§ **YOUR OBJECTIVE**
Pick out every line in the data below that holds "value".

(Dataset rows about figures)
◇ ◇ ◇ ◇ ◇ ◇ ◇
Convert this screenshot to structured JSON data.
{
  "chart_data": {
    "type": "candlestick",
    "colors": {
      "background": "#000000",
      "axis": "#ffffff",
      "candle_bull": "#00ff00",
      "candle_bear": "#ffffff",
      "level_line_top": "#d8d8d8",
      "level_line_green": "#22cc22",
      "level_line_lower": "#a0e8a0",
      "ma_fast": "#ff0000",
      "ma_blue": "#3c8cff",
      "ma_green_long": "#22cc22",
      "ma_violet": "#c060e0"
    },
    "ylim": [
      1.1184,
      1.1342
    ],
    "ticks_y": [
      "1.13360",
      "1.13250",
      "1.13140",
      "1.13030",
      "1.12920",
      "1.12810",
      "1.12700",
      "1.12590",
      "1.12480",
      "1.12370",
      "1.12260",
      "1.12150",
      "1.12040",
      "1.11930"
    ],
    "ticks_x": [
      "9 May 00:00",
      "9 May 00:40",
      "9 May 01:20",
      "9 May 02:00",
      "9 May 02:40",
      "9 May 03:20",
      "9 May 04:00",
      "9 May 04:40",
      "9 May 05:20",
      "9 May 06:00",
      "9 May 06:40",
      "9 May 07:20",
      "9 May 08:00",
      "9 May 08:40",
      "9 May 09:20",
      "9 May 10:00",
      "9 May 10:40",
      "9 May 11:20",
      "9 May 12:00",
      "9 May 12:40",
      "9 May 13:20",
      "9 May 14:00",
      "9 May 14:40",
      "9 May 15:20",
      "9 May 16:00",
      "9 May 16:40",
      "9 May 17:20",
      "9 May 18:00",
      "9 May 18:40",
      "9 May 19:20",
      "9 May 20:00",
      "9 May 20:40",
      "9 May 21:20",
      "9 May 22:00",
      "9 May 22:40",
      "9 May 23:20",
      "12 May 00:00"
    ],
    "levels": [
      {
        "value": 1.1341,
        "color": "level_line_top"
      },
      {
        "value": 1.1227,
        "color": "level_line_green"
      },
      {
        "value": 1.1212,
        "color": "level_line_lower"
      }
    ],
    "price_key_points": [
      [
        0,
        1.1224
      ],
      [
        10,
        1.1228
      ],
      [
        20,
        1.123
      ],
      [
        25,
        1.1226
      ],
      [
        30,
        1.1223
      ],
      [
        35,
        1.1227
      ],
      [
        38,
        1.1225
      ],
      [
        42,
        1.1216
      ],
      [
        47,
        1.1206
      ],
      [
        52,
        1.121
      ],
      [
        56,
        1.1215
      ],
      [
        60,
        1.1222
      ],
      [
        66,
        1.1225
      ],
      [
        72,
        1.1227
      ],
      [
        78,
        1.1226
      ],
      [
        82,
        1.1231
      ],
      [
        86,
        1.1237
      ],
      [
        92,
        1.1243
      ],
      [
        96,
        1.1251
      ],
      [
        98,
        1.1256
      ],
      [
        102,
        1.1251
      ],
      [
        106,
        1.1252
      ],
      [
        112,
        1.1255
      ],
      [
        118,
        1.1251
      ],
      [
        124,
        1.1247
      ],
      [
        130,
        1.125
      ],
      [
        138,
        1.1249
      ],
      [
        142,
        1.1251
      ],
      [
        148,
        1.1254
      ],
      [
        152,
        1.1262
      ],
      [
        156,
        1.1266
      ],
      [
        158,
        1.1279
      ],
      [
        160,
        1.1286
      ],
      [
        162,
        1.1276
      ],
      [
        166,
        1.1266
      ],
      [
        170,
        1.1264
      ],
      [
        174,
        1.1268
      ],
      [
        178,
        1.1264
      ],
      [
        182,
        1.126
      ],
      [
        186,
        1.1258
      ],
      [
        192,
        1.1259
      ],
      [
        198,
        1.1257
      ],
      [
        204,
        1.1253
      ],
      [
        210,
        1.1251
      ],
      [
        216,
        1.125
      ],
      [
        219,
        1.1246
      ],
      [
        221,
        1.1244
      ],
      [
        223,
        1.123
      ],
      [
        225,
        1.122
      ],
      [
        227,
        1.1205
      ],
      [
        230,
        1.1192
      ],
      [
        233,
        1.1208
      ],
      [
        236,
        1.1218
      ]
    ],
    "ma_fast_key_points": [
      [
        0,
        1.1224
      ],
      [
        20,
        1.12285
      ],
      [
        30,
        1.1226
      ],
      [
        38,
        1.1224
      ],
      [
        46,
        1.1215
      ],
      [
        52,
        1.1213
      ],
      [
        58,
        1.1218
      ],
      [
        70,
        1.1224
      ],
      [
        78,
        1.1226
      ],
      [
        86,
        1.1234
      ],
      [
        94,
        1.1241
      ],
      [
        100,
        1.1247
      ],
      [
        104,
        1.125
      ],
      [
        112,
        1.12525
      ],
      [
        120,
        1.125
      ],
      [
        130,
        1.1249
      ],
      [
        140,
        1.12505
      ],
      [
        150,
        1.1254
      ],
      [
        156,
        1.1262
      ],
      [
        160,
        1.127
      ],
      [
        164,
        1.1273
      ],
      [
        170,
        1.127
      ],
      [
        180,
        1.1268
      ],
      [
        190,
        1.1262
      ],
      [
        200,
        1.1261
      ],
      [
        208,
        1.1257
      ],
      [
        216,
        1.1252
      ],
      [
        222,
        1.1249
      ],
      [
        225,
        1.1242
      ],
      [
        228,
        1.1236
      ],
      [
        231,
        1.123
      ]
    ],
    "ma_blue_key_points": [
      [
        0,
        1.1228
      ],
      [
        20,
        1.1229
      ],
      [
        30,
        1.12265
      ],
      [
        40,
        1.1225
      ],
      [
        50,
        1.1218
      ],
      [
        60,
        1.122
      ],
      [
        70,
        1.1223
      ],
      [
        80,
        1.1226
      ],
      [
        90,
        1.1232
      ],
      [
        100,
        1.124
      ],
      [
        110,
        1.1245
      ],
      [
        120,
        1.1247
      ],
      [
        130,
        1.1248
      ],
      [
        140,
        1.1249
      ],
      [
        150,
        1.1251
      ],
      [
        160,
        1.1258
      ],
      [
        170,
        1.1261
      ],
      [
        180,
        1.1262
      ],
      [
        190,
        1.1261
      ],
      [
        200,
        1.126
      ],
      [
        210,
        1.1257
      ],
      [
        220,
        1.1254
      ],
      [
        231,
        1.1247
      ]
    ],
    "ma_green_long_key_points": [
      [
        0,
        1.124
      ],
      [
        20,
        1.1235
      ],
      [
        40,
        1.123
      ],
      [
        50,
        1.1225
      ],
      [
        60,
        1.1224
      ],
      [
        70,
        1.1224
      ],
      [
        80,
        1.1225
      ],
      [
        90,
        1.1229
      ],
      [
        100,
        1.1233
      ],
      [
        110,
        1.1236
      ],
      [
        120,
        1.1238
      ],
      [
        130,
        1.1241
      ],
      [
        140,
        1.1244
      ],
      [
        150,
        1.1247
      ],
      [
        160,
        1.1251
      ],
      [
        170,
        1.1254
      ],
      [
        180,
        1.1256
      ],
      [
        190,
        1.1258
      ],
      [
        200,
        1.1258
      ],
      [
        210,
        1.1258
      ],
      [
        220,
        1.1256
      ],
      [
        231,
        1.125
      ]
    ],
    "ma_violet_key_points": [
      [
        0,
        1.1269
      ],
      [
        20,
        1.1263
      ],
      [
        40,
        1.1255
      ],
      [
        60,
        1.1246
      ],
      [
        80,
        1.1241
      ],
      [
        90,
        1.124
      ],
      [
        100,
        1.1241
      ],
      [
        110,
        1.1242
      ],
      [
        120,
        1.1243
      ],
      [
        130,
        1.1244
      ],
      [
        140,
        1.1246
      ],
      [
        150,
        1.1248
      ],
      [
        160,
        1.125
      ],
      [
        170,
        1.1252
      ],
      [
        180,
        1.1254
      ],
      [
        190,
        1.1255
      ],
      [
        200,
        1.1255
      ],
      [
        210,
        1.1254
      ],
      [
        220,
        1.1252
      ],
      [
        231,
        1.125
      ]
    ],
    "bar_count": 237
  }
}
◇ ◇ ◇ ◇ ◇ ◇ ◇
§ **EXERCISE OUTPUT**
        "value": 1.1341,
        "value": 1.1227,
        "value": 1.1212,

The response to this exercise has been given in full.